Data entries
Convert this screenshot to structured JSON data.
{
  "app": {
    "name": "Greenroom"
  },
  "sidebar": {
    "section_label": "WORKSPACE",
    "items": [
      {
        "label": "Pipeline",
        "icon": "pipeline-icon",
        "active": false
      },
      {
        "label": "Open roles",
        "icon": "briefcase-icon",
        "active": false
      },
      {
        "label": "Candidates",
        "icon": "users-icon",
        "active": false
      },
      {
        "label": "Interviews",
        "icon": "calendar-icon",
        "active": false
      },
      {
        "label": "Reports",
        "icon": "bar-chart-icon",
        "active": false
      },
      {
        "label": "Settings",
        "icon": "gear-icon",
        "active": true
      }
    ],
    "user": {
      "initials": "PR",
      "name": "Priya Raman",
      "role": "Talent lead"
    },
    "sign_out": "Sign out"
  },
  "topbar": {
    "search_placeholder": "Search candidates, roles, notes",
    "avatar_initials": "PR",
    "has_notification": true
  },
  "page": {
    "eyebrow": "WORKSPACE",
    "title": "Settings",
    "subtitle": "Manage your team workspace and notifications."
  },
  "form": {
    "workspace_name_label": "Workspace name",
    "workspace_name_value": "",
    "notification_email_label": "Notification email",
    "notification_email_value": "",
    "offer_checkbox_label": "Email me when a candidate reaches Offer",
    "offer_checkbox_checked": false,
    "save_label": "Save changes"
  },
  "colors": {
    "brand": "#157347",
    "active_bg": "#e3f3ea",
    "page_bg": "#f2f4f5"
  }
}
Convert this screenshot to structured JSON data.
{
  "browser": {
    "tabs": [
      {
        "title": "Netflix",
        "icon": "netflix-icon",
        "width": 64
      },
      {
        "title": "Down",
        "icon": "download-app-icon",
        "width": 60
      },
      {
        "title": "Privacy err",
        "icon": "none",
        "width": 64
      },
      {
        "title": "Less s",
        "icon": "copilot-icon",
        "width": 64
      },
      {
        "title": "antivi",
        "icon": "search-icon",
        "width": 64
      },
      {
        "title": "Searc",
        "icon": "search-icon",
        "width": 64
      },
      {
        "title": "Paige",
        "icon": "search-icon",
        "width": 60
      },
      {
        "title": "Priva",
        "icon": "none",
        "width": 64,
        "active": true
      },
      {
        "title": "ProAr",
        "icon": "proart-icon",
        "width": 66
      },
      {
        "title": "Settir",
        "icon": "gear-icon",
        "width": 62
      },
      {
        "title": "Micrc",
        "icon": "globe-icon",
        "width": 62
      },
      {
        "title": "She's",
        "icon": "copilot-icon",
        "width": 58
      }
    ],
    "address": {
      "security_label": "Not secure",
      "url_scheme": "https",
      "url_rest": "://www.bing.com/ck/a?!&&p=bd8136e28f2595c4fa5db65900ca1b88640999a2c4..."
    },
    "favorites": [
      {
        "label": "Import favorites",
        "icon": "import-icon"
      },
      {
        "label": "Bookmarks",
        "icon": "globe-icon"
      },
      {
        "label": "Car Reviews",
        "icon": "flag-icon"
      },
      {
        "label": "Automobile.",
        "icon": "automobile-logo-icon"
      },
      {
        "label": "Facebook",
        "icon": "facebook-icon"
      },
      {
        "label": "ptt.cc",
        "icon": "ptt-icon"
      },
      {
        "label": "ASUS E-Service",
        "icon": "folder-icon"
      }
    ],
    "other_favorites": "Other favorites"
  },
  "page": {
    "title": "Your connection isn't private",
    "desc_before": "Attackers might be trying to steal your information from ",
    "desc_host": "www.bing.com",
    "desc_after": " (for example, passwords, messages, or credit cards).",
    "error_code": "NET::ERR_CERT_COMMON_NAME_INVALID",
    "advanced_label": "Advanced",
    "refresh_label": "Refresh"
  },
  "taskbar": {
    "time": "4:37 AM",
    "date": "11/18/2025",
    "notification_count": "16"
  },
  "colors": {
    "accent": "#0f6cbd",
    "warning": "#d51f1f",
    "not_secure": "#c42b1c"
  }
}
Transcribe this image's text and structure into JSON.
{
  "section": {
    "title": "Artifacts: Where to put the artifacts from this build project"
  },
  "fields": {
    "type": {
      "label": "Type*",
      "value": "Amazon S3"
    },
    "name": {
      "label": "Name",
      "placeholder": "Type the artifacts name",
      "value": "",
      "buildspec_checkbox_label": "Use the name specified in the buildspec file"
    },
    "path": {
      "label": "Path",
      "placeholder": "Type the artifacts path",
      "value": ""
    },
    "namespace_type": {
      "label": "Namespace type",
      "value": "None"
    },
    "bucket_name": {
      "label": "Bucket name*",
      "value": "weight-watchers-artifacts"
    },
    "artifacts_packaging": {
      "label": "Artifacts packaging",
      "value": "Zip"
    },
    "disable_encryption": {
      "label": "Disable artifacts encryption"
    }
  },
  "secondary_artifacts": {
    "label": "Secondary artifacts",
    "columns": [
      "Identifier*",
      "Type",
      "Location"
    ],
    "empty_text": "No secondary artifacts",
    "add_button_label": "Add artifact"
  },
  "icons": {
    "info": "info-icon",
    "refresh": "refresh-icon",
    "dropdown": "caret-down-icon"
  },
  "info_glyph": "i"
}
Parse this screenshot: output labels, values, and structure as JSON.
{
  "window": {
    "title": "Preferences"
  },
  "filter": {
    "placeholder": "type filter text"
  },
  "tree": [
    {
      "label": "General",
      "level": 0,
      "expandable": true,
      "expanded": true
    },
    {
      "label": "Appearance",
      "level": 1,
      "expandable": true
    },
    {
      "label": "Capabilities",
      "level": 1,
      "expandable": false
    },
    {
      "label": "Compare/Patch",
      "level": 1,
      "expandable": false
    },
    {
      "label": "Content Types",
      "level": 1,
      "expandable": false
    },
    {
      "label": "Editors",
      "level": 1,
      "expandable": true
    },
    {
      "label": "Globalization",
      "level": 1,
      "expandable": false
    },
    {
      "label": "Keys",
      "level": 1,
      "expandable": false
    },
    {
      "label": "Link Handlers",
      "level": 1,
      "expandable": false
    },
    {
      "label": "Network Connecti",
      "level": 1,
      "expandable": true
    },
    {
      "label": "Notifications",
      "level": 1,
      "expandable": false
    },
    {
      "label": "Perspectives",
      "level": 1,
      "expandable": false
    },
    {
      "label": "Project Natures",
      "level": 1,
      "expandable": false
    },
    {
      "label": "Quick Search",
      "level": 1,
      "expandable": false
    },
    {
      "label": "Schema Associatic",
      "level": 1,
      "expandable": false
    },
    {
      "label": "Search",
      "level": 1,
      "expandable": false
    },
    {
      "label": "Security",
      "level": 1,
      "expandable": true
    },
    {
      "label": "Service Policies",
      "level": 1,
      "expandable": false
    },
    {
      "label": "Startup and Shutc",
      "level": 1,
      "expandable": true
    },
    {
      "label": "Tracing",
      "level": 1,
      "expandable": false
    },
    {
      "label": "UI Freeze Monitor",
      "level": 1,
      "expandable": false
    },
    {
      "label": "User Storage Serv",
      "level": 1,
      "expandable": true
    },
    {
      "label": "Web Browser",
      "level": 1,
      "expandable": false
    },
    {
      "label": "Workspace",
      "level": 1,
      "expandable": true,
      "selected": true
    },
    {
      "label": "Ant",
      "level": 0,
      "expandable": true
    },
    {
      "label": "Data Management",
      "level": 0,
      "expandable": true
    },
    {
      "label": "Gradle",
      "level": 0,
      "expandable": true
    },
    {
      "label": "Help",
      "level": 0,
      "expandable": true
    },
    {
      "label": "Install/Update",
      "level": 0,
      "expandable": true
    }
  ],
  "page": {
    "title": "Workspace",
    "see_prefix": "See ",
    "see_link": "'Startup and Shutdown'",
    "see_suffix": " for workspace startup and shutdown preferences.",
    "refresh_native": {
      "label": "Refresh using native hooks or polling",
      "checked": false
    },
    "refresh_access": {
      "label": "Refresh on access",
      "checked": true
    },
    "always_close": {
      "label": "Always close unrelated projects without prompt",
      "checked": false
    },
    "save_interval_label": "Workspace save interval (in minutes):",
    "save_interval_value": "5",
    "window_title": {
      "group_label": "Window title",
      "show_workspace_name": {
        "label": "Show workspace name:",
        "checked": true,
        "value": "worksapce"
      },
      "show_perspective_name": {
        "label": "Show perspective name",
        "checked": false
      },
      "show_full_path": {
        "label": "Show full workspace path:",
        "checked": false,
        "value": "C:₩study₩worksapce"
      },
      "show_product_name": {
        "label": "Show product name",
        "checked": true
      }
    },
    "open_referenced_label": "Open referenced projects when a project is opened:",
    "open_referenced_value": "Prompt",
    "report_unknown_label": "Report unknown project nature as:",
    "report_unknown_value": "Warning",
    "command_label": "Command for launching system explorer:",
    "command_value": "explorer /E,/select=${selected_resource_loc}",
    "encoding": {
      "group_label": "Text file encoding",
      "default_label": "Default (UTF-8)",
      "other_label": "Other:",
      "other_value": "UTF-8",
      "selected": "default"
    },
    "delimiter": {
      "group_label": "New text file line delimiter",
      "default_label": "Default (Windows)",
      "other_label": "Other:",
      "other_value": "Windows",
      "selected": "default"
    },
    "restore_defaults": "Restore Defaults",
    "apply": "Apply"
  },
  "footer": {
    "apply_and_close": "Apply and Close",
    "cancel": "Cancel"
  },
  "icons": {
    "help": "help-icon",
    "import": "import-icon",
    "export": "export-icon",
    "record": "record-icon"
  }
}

Task description
All lines holding the word "filter" should be picked out and copied.

Solution below
  "filter": {
    "placeholder": "type filter text"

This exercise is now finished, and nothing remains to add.